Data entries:
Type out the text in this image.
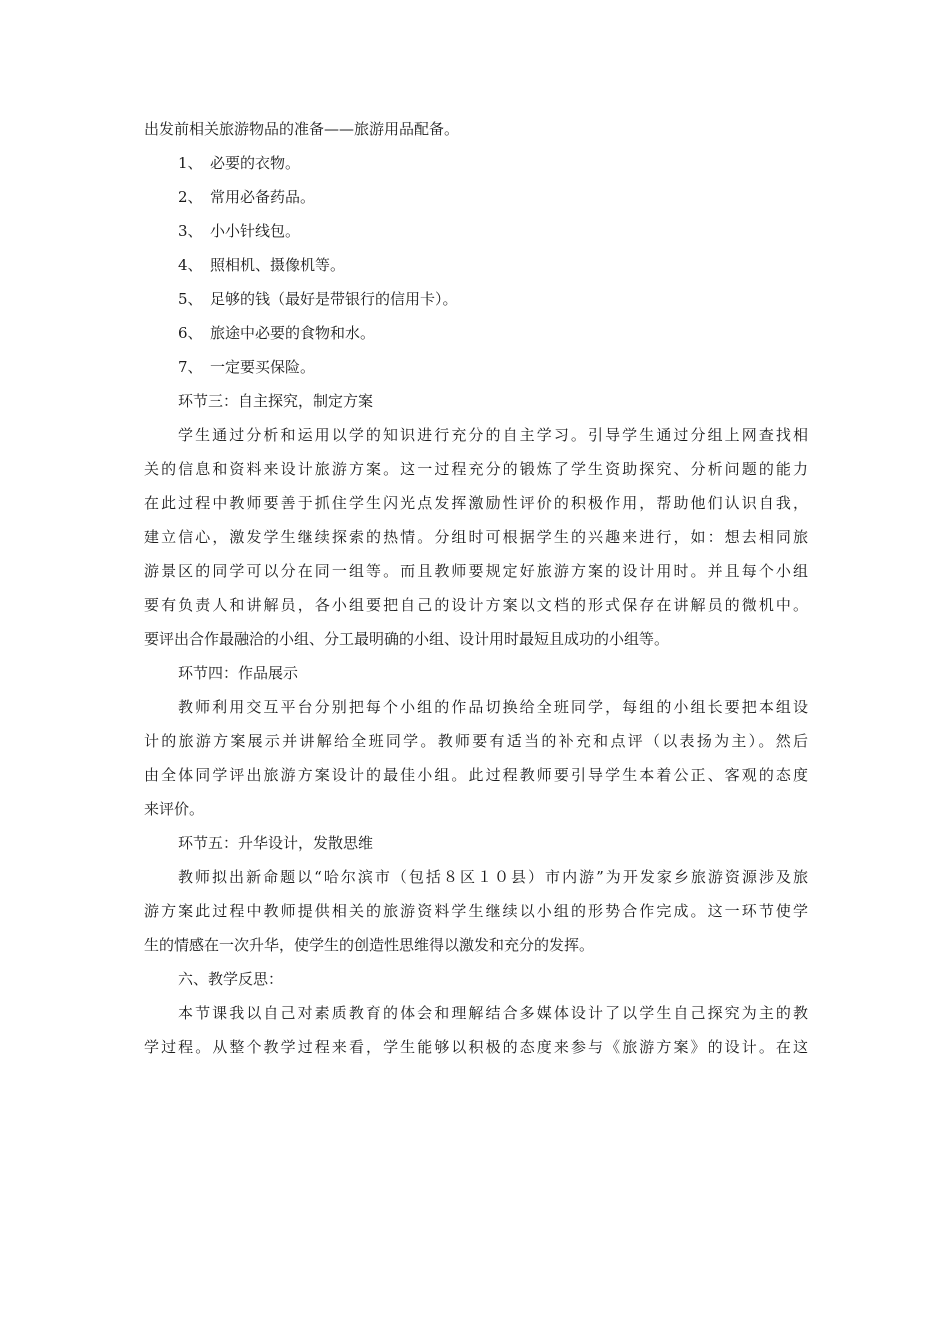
出发前相关旅游物品的准备——旅游用品配备。
1、 必要的衣物。
2、 常用必备药品。
3、 小小针线包。
4、 照相机、摄像机等。
5、 足够的钱（最好是带银行的信用卡）。
6、 旅途中必要的食物和水。
7、 一定要买保险。
环节三：自主探究，制定方案
学生通过分析和运用以学的知识进行充分的自主学习。引导学生通过分组上网查找相
关的信息和资料来设计旅游方案。这一过程充分的锻炼了学生资助探究、分析问题的能力
在此过程中教师要善于抓住学生闪光点发挥激励性评价的积极作用，帮助他们认识自我，
建立信心，激发学生继续探索的热情。分组时可根据学生的兴趣来进行，如：想去相同旅
游景区的同学可以分在同一组等。而且教师要规定好旅游方案的设计用时。并且每个小组
要有负责人和讲解员，各小组要把自己的设计方案以文档的形式保存在讲解员的微机中。
要评出合作最融洽的小组、分工最明确的小组、设计用时最短且成功的小组等。
环节四：作品展示
教师利用交互平台分别把每个小组的作品切换给全班同学，每组的小组长要把本组设
计的旅游方案展示并讲解给全班同学。教师要有适当的补充和点评（以表扬为主）。然后
由全体同学评出旅游方案设计的最佳小组。此过程教师要引导学生本着公正、客观的态度
来评价。
环节五：升华设计，发散思维
教师拟出新命题以“哈尔滨市（包括８区１０县）市内游”为开发家乡旅游资源涉及旅
游方案此过程中教师提供相关的旅游资料学生继续以小组的形势合作完成。这一环节使学
生的情感在一次升华，使学生的创造性思维得以激发和充分的发挥。
六、教学反思：
本节课我以自己对素质教育的体会和理解结合多媒体设计了以学生自己探究为主的教
学过程。从整个教学过程来看，学生能够以积极的态度来参与《旅游方案》的设计。在这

- Goal
Leave every image out, and retype the material exactly.

- Solution
Type out the text in this image.
出发前相关旅游物品的准备——旅游用品配备。
1、 必要的衣物。
2、 常用必备药品。
3、 小小针线包。
4、 照相机、摄像机等。
5、 足够的钱（最好是带银行的信用卡）。
6、 旅途中必要的食物和水。
7、 一定要买保险。
环节三：自主探究，制定方案
学生通过分析和运用以学的知识进行充分的自主学习。引导学生通过分组上网查找相
关的信息和资料来设计旅游方案。这一过程充分的锻炼了学生资助探究、分析问题的能力
在此过程中教师要善于抓住学生闪光点发挥激励性评价的积极作用，帮助他们认识自我，
建立信心，激发学生继续探索的热情。分组时可根据学生的兴趣来进行，如：想去相同旅
游景区的同学可以分在同一组等。而且教师要规定好旅游方案的设计用时。并且每个小组
要有负责人和讲解员，各小组要把自己的设计方案以文档的形式保存在讲解员的微机中。
要评出合作最融洽的小组、分工最明确的小组、设计用时最短且成功的小组等。
环节四：作品展示
教师利用交互平台分别把每个小组的作品切换给全班同学，每组的小组长要把本组设
计的旅游方案展示并讲解给全班同学。教师要有适当的补充和点评（以表扬为主）。然后
由全体同学评出旅游方案设计的最佳小组。此过程教师要引导学生本着公正、客观的态度
来评价。
环节五：升华设计，发散思维
教师拟出新命题以“哈尔滨市（包括８区１０县）市内游”为开发家乡旅游资源涉及旅
游方案此过程中教师提供相关的旅游资料学生继续以小组的形势合作完成。这一环节使学
生的情感在一次升华，使学生的创造性思维得以激发和充分的发挥。
六、教学反思：
本节课我以自己对素质教育的体会和理解结合多媒体设计了以学生自己探究为主的教
学过程。从整个教学过程来看，学生能够以积极的态度来参与《旅游方案》的设计。在这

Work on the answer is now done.